Extrait du document:
Joutes arrageoises, photographie de Sandra Saint-Yves.

Il s’agit de joutes nautiques. Ce jeu est pratiqué dans de nombreuses régions de France comme dans le Nord (à Merville, Saint-Omer, Lille), en PACA, dans le Languedoc-Roussillon et notamment à Sète (34), le long du Rhône et en Europe (Allemagne et Suisse).

Lieu d’observation de la pratique décrite ici : Arras, et plus particulièrement le quartier de Méaulens (62).

Description :
Dans le Pas-de-Calais (62), il existe deux clubs de joutes dont l’un à Arras ; deux autres se trouvent dans le département du Nord (59). La Société des jouteurs d’Arras fait partie de la division Nord de Loire-Picardie de la Fédération des Joutes et Sauvetages Nautiques (FFJSN).

Jouteurs, photographie de Sandra Saint-Yves.

Jouteurs, photographie de Sandra Saint-Yves.

A Arras, les joutes se pratiquent selon la méthode arrageoise (les barques sont attirées l’une vers l’autre à l’aide d’amarres) : bien que les bateaux soient munis de moteurs, ils sont ramenés l’un vers l’autre grâce à une corde tirée par les jouteurs qui se trouvent dans la barque. Les cordes sont tendues le long du canal afin de guider les bateaux jusqu’à ce qu’ils se croisent. Les joutes se disputent sur le bassin de Scarpe d’Arras.

Depuis environ une trentaine d’années, dans une volonté d’uniformisation (pour faciliter les compétitions nationales), c’est surtout les méthodes parisienne et alsacienne qui sont utilisées.

Pour la méthode arrageoise, les bateaux de joutes sont prolongés d’une barre d’acier de 6m50 sur laquelle est fixé  le plateau où se tient le jouteur. Les bateaux mesurent alors environ 8m50 de long. Ils sont en acier de 5 cm d’épaisseur et peuvent être utilisés autant lors de la pratique de la méthode arrageoise que de la parisienne.

Énoncé 1: Selon l'extrait sur les joutes nautiques, quelle longueur atteignent environ les bateaux de joutes utilisés pour la méthode arrageoise ?
Les entrées qui suivent l'extrait n'ont aucun lien avec lui.

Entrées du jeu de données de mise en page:
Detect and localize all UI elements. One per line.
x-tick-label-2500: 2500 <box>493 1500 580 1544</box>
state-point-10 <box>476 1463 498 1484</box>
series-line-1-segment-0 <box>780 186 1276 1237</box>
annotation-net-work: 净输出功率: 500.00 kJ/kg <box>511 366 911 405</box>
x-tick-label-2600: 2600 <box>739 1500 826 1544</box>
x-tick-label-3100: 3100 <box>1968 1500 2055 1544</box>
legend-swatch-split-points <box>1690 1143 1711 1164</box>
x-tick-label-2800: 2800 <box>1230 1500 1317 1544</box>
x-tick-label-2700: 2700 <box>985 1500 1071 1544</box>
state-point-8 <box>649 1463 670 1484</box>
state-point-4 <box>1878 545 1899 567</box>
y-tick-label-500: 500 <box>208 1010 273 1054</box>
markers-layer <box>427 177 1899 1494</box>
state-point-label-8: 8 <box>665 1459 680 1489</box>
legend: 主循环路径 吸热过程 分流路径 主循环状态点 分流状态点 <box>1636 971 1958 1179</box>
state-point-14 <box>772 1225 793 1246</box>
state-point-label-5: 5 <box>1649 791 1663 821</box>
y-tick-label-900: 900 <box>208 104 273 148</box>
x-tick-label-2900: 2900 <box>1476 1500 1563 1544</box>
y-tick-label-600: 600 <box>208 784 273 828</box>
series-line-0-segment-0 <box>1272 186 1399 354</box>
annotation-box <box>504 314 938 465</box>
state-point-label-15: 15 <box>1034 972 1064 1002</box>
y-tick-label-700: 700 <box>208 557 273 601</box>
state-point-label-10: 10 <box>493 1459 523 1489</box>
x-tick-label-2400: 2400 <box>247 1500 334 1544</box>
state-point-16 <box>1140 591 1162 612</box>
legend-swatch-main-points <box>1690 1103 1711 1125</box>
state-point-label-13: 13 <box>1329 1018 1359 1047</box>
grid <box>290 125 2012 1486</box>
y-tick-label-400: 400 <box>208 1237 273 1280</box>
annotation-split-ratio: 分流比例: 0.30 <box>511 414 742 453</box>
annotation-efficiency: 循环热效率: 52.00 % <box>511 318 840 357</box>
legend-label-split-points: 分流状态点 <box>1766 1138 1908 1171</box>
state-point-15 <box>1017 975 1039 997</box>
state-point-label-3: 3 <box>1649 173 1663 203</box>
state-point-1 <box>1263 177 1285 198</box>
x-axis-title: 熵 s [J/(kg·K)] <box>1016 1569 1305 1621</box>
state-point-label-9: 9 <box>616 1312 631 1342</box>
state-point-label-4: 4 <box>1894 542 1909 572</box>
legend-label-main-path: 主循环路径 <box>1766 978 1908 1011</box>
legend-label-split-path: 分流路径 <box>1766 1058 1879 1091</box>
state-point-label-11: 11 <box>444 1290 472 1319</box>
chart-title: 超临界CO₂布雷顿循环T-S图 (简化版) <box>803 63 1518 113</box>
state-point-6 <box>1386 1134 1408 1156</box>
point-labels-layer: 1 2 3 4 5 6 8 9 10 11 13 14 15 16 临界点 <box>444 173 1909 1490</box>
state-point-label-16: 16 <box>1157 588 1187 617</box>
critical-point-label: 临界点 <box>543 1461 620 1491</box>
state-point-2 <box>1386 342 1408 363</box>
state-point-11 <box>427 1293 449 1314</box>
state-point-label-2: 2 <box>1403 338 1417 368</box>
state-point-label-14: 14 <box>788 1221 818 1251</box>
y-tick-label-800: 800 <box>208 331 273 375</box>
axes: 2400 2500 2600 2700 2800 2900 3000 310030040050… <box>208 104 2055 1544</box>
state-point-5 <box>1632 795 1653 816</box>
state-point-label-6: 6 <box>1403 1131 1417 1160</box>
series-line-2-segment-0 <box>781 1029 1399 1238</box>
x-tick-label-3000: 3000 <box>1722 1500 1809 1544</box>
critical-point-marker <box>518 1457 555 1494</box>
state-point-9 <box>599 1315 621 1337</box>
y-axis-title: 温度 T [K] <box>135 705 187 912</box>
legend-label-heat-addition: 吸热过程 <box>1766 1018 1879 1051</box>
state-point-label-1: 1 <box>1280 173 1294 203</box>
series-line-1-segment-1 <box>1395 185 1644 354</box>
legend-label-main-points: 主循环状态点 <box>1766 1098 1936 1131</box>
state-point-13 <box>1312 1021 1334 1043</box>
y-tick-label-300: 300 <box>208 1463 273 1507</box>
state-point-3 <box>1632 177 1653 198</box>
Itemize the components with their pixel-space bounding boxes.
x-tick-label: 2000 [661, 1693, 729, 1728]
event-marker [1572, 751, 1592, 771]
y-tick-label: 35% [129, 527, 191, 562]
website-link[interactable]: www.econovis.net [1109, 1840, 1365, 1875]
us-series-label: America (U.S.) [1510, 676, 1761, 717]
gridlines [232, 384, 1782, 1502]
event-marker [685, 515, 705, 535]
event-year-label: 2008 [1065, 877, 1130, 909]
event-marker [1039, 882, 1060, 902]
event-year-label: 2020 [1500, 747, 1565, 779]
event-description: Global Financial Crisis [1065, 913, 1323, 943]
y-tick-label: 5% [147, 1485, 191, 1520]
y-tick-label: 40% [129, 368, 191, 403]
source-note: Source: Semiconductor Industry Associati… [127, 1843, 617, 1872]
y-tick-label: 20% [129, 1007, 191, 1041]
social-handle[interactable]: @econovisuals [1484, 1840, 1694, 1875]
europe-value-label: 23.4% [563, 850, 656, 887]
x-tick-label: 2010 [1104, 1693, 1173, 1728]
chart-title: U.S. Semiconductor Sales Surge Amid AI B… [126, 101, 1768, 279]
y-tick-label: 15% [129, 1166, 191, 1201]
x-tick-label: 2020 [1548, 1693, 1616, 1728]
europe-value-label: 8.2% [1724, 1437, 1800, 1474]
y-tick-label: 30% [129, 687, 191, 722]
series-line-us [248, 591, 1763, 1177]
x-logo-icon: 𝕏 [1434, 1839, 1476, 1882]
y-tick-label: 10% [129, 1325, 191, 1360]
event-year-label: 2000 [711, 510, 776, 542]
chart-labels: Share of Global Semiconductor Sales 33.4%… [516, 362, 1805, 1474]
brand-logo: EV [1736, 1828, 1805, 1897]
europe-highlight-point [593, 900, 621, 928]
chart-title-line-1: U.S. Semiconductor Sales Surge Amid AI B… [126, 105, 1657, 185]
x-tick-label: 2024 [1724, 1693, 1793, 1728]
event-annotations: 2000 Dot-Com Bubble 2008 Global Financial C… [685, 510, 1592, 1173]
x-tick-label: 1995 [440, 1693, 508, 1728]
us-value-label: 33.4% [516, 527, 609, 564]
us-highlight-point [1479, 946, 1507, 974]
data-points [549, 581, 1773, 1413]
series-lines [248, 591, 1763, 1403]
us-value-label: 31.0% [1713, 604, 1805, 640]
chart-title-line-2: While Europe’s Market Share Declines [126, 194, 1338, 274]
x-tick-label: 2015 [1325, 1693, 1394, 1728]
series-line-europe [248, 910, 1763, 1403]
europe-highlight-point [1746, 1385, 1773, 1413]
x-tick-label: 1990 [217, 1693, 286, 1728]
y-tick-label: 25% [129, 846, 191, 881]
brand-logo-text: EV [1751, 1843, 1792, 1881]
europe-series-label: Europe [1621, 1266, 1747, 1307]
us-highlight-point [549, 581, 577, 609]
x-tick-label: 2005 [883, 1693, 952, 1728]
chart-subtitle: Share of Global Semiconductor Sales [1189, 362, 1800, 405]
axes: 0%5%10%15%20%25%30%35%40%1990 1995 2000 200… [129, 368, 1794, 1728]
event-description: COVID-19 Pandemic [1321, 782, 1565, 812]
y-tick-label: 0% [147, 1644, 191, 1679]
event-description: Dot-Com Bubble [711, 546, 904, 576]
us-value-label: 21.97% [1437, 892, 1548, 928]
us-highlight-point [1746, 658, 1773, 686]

Énoncé 2: Recopiez à l'identique les lignes des entrées, depuis la toute première jusqu'à celle qui contient « x-tick-label-3100: 3100 <box>1968 », les deux incluses.

Réponse 1: Environ 8m50.

Réponse 2:
Detect and localize all UI elements. One per line.
x-tick-label-2500: 2500 <box>493 1500 580 1544</box>
state-point-10 <box>476 1463 498 1484</box>
series-line-1-segment-0 <box>780 186 1276 1237</box>
annotation-net-work: 净输出功率: 500.00 kJ/kg <box>511 366 911 405</box>
x-tick-label-2600: 2600 <box>739 1500 826 1544</box>
x-tick-label-3100: 3100 <box>1968 1500 2055 1544</box>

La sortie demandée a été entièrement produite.